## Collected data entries
════════════════════
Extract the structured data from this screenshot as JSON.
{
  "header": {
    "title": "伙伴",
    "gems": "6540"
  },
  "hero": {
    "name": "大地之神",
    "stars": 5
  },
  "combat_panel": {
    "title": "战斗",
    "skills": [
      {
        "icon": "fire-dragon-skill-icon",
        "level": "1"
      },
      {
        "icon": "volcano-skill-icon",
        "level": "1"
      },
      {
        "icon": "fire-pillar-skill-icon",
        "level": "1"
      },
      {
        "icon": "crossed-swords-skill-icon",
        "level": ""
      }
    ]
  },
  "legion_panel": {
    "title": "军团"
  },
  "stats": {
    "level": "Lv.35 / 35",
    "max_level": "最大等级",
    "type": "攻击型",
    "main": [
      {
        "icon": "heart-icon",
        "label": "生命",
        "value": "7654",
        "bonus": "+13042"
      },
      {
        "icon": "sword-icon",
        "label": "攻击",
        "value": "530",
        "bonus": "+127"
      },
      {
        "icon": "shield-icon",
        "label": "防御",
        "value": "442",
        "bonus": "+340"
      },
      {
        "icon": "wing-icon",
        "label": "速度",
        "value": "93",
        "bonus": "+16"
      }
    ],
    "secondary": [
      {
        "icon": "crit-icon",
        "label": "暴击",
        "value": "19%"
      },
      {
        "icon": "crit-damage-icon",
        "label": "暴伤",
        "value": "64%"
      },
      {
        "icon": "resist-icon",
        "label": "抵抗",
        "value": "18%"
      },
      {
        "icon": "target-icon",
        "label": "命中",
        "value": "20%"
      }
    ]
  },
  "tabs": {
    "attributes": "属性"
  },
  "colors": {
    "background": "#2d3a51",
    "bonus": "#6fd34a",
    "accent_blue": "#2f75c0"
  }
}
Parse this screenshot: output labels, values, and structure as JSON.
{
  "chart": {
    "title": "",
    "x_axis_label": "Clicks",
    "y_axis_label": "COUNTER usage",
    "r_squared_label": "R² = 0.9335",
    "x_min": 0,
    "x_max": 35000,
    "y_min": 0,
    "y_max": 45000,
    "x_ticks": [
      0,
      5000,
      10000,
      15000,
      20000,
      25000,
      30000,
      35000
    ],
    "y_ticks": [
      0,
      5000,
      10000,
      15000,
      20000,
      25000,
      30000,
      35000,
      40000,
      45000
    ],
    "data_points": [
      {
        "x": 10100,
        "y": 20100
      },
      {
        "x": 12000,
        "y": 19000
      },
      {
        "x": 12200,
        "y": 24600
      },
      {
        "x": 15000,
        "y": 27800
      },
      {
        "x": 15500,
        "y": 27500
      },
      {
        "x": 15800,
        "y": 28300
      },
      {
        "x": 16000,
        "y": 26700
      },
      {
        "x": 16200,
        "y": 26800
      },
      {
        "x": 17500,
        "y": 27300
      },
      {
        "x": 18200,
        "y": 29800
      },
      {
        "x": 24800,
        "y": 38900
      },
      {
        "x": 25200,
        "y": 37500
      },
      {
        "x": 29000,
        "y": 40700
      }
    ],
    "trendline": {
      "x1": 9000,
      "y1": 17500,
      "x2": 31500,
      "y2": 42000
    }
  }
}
════════════════════
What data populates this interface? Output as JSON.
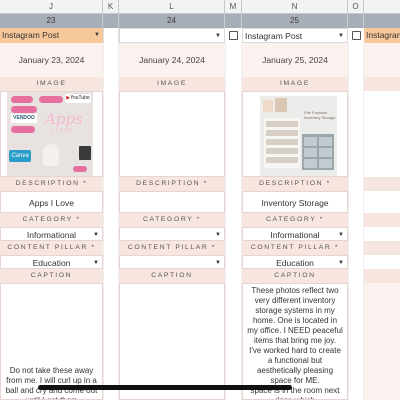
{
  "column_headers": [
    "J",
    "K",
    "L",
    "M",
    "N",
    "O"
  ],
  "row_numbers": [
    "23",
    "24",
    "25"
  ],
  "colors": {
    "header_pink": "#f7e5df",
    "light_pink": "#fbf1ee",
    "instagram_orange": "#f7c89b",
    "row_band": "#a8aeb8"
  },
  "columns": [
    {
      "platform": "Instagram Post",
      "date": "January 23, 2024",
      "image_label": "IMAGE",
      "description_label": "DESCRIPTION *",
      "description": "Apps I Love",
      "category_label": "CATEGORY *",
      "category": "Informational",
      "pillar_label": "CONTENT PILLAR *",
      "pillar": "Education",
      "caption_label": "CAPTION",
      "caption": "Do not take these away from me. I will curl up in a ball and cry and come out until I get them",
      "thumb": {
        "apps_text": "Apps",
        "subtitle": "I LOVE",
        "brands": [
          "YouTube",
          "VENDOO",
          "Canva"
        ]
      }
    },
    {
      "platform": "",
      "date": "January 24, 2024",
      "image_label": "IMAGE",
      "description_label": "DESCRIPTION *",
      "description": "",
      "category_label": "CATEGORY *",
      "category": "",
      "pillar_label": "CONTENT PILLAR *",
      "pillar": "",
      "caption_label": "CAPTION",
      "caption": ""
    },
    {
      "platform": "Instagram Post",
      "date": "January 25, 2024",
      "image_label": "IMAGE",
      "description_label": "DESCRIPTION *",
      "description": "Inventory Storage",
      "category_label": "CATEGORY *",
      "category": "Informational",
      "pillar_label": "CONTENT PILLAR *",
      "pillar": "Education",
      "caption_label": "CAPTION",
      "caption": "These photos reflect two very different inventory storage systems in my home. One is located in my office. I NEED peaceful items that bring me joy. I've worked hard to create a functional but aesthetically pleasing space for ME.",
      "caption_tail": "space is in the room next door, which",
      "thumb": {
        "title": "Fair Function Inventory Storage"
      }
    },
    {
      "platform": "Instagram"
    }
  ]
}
════════════════════
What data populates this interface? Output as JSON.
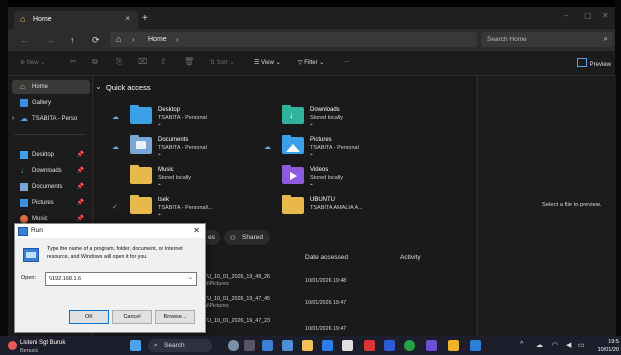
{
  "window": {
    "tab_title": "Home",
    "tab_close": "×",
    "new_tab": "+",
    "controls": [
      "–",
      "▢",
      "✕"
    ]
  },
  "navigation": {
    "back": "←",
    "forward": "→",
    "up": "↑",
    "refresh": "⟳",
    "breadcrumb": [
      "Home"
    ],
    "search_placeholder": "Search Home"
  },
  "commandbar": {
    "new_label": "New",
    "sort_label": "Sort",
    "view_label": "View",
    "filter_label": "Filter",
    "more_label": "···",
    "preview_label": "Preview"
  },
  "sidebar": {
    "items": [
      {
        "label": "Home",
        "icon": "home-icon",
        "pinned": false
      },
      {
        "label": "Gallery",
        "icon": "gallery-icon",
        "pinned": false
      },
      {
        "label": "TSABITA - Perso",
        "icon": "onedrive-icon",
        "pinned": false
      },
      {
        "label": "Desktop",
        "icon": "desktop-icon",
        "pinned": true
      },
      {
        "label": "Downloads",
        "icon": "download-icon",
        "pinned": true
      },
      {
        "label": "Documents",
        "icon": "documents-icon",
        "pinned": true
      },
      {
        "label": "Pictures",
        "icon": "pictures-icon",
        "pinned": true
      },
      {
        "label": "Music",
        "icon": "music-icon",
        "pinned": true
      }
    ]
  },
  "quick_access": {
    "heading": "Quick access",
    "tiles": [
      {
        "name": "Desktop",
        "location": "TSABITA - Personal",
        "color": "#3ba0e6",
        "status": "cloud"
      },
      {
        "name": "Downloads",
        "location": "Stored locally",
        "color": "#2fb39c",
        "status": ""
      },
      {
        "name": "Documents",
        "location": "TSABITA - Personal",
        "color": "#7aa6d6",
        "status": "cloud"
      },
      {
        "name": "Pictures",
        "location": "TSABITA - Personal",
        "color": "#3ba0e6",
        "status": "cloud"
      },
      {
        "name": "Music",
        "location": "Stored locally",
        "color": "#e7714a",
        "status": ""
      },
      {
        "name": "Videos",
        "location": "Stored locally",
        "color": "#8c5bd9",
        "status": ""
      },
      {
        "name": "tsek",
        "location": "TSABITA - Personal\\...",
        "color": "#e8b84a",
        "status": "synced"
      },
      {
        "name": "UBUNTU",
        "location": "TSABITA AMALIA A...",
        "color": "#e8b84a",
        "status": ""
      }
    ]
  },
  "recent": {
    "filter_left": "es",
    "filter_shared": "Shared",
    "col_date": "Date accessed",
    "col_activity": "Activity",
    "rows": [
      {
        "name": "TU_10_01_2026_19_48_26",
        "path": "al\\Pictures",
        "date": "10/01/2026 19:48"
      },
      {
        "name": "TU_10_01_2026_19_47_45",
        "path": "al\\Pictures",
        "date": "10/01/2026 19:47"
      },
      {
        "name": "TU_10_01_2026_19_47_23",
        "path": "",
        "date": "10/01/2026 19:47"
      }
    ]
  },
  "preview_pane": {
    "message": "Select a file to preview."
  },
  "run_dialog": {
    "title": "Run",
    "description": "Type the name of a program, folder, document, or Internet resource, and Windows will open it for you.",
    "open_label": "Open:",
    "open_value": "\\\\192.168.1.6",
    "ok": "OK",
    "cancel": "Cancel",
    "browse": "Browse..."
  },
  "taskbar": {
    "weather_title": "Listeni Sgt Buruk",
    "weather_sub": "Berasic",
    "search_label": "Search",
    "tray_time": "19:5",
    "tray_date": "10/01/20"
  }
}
════════════════════
Note each line of the entries that has "space" in it, and copy those lines.

## WRITTEN RESPONSE
      "caption": "These photos reflect two very different inventory storage systems in my home. One is located in my office. I NEED peaceful items that bring me joy. I've worked hard to create a functional but aesthetically pleasing space for ME.",
      "caption_tail": "space is in the room next door, which",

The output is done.